*TO DO*
Everything from the line with "What text is on this page?" to the end of the data should be restated word for word, and nothing before it.

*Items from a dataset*
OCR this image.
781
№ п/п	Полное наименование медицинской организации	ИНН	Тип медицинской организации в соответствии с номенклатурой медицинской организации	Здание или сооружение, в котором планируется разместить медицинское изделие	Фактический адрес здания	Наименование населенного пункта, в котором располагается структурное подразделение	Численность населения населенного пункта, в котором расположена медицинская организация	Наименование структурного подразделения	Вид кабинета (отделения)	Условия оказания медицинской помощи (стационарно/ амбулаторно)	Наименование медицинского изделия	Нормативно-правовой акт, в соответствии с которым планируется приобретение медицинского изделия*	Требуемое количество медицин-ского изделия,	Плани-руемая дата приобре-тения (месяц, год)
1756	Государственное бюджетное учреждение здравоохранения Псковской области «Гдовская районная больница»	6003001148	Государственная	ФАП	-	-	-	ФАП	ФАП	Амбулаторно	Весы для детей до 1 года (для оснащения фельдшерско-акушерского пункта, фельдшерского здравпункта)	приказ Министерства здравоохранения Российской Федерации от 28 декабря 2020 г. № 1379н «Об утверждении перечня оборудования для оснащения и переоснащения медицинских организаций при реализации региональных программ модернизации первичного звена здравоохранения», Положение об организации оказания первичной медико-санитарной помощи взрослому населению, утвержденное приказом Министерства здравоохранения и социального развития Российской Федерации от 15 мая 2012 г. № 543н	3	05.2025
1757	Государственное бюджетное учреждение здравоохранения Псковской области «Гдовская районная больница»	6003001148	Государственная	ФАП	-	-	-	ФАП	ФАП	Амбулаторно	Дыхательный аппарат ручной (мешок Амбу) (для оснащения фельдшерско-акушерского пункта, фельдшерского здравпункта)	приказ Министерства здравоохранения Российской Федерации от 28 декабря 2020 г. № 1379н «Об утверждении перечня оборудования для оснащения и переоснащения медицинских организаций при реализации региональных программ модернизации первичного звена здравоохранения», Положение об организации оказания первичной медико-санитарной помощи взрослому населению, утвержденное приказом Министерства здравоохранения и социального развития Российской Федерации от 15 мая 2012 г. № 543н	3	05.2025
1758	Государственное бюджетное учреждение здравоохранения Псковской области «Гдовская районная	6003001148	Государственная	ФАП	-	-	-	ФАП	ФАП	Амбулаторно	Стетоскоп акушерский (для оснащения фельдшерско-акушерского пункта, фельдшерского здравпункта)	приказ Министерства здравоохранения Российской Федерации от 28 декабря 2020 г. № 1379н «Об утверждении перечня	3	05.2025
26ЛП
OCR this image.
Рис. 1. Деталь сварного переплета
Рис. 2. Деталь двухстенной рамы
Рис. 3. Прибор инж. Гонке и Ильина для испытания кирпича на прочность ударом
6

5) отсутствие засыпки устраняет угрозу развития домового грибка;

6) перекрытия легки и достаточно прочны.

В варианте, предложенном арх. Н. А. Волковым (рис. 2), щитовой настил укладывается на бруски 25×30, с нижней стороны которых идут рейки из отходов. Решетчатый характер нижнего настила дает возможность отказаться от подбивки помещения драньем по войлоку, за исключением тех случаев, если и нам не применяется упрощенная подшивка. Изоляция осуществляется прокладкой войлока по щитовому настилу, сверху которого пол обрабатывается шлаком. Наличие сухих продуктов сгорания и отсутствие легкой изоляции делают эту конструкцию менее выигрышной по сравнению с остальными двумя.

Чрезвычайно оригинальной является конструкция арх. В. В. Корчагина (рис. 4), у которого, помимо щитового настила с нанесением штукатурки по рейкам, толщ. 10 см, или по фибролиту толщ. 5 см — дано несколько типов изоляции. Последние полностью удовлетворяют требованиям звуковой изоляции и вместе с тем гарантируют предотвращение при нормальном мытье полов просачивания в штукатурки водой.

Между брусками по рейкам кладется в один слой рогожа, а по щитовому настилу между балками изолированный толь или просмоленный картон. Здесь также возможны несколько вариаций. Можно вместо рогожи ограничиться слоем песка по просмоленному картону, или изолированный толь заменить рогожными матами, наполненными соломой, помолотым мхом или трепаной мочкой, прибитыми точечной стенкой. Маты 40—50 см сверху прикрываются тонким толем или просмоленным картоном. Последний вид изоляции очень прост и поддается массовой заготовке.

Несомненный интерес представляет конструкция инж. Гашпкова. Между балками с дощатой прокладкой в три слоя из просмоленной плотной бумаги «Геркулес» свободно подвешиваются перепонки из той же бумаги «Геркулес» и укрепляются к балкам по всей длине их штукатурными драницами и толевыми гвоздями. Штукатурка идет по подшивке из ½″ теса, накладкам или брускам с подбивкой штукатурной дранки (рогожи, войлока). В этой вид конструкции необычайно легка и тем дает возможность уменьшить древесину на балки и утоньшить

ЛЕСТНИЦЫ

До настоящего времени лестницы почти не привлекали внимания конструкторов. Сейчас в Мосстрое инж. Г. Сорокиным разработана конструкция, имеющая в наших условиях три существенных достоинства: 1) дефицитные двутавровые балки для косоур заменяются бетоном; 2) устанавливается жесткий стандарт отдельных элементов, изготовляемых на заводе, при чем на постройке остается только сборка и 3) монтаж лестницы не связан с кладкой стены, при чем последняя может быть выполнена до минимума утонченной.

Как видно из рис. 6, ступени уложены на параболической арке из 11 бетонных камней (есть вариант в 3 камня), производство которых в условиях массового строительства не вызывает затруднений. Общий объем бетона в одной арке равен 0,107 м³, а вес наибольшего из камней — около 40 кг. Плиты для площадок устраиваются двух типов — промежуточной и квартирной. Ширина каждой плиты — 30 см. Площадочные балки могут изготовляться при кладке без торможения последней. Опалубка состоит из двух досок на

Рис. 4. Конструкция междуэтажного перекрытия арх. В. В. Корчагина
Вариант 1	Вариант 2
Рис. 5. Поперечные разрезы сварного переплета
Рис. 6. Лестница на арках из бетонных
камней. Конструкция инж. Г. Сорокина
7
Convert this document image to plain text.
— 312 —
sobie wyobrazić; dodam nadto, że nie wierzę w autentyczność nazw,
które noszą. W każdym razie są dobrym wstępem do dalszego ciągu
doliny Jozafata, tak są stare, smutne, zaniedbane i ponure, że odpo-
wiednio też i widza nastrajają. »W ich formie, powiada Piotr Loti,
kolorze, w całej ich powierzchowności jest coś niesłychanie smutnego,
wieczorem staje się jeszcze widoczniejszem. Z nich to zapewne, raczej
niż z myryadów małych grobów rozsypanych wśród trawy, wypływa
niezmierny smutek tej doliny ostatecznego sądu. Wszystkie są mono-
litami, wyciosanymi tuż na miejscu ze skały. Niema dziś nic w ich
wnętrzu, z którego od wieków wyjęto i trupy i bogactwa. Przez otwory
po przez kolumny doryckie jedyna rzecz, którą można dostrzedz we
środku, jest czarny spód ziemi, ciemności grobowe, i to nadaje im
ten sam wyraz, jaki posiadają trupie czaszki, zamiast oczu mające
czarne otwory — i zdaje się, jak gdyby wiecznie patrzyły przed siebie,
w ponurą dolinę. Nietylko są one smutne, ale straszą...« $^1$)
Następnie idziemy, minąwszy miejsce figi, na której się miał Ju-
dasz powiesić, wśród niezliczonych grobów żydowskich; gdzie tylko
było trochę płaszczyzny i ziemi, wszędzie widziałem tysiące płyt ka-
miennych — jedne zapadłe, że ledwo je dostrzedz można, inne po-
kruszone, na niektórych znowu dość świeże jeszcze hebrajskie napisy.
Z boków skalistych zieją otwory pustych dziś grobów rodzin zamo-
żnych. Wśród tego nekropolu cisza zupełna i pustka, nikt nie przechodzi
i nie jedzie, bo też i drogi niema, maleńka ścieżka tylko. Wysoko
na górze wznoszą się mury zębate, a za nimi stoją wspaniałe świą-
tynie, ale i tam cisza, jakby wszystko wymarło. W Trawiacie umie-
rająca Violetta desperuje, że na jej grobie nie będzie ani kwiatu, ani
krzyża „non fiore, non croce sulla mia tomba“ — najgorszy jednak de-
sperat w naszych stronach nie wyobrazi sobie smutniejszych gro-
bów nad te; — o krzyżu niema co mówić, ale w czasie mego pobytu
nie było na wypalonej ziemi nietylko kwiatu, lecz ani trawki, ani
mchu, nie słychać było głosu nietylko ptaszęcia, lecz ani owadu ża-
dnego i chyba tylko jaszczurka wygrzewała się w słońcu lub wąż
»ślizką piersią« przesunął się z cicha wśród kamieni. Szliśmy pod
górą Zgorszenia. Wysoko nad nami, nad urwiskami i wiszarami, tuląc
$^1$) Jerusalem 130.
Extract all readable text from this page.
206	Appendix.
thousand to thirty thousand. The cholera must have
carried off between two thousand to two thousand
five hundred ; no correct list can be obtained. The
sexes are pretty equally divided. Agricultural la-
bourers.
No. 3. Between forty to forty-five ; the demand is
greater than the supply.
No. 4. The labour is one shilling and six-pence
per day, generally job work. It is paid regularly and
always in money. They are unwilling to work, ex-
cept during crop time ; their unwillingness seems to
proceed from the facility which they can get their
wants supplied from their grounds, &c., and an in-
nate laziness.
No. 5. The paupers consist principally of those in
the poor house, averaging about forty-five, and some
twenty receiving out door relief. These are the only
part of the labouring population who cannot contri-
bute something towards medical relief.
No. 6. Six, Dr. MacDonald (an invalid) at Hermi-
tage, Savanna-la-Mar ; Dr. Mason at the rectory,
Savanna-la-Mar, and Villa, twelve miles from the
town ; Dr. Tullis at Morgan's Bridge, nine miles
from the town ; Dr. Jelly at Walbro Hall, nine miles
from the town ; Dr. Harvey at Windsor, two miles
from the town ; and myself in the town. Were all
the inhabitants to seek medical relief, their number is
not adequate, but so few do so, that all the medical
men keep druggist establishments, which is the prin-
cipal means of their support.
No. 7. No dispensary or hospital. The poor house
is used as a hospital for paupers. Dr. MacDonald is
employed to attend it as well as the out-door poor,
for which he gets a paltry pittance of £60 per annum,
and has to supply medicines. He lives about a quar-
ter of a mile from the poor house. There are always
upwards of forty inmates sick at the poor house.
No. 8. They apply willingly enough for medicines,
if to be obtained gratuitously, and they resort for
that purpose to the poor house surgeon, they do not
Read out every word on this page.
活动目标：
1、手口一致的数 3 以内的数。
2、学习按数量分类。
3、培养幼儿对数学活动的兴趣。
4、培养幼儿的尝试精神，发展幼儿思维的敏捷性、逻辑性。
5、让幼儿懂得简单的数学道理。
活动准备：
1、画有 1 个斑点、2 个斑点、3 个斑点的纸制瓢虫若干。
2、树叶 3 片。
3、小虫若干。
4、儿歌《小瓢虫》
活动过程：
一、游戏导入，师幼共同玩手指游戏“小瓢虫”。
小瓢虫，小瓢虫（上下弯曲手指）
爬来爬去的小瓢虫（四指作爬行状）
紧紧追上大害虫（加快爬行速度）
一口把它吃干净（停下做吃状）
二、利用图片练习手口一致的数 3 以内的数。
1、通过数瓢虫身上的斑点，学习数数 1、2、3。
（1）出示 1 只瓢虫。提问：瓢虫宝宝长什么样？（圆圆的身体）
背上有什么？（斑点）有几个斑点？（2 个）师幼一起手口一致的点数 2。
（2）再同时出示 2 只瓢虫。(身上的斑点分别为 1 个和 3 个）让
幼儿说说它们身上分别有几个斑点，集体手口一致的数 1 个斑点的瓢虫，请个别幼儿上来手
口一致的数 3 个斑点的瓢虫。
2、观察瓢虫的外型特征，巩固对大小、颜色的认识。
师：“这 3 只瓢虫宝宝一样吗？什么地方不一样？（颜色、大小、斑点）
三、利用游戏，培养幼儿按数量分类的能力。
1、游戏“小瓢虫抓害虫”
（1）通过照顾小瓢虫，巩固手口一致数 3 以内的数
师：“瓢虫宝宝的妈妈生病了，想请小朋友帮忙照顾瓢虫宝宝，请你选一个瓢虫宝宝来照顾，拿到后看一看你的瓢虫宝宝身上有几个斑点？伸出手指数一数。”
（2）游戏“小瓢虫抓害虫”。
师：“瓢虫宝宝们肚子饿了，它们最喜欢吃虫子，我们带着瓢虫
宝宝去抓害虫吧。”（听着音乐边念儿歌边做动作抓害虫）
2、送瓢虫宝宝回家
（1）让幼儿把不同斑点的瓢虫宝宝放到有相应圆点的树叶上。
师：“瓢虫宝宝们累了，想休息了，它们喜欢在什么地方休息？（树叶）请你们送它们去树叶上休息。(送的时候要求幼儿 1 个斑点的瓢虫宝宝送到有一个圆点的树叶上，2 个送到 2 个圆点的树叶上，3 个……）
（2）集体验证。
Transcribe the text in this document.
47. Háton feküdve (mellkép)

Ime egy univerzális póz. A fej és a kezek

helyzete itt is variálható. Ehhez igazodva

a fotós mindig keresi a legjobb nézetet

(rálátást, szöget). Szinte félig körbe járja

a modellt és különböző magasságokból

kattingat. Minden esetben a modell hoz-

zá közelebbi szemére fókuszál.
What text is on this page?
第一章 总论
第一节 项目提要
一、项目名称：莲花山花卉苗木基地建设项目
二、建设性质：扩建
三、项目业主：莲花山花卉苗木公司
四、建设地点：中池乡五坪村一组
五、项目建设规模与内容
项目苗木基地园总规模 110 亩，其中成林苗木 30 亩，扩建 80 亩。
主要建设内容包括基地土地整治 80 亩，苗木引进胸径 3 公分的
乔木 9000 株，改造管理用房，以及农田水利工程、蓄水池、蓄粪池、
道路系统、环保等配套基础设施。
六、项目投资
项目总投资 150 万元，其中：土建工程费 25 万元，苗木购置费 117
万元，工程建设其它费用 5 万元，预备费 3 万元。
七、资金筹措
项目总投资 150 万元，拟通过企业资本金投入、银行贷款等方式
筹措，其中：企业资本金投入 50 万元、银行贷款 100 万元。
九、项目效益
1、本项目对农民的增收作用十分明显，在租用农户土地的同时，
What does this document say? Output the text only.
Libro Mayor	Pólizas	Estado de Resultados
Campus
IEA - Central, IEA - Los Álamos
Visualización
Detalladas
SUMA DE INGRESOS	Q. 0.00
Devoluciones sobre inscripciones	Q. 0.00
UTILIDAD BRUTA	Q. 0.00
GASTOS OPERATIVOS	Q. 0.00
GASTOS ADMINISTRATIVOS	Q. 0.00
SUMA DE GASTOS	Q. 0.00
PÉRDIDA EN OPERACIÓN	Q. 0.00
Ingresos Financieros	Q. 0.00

*SOLUTION BELOW*
What text is on this page?
第一章 总论
第一节 项目提要
一、项目名称：莲花山花卉苗木基地建设项目
二、建设性质：扩建
三、项目业主：莲花山花卉苗木公司
四、建设地点：中池乡五坪村一组
五、项目建设规模与内容
项目苗木基地园总规模 110 亩，其中成林苗木 30 亩，扩建 80 亩。
主要建设内容包括基地土地整治 80 亩，苗木引进胸径 3 公分的
乔木 9000 株，改造管理用房，以及农田水利工程、蓄水池、蓄粪池、
道路系统、环保等配套基础设施。
六、项目投资
项目总投资 150 万元，其中：土建工程费 25 万元，苗木购置费 117
万元，工程建设其它费用 5 万元，预备费 3 万元。
七、资金筹措
项目总投资 150 万元，拟通过企业资本金投入、银行贷款等方式
筹措，其中：企业资本金投入 50 万元、银行贷款 100 万元。
九、项目效益
1、本项目对农民的增收作用十分明显，在租用农户土地的同时，
What does this document say? Output the text only.
Libro Mayor	Pólizas	Estado de Resultados
Campus
IEA - Central, IEA - Los Álamos
Visualización
Detalladas
SUMA DE INGRESOS	Q. 0.00
Devoluciones sobre inscripciones	Q. 0.00
UTILIDAD BRUTA	Q. 0.00
GASTOS OPERATIVOS	Q. 0.00
GASTOS ADMINISTRATIVOS	Q. 0.00
SUMA DE GASTOS	Q. 0.00
PÉRDIDA EN OPERACIÓN	Q. 0.00
Ingresos Financieros	Q. 0.00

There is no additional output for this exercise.